Excerpt from a dataset:
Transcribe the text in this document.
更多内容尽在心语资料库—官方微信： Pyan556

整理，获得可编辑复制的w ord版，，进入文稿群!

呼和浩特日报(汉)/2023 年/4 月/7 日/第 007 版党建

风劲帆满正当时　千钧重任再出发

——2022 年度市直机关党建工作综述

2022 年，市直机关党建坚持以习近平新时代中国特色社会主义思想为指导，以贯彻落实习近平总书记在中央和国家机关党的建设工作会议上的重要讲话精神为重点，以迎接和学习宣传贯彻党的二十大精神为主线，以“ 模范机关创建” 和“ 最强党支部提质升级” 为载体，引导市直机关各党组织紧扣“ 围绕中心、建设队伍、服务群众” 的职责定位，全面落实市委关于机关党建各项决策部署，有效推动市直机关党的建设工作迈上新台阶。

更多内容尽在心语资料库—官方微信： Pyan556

> Short exercise: Output all records verbatim.

> Answer below:
Transcribe the text in this document.
更多内容尽在心语资料库—官方微信： Pyan556

整理，获得可编辑复制的w ord版，，进入文稿群!

呼和浩特日报(汉)/2023 年/4 月/7 日/第 007 版党建

风劲帆满正当时　千钧重任再出发

——2022 年度市直机关党建工作综述

2022 年，市直机关党建坚持以习近平新时代中国特色社会主义思想为指导，以贯彻落实习近平总书记在中央和国家机关党的建设工作会议上的重要讲话精神为重点，以迎接和学习宣传贯彻党的二十大精神为主线，以“ 模范机关创建” 和“ 最强党支部提质升级” 为载体，引导市直机关各党组织紧扣“ 围绕中心、建设队伍、服务群众” 的职责定位，全面落实市委关于机关党建各项决策部署，有效推动市直机关党的建设工作迈上新台阶。

更多内容尽在心语资料库—官方微信： Pyan556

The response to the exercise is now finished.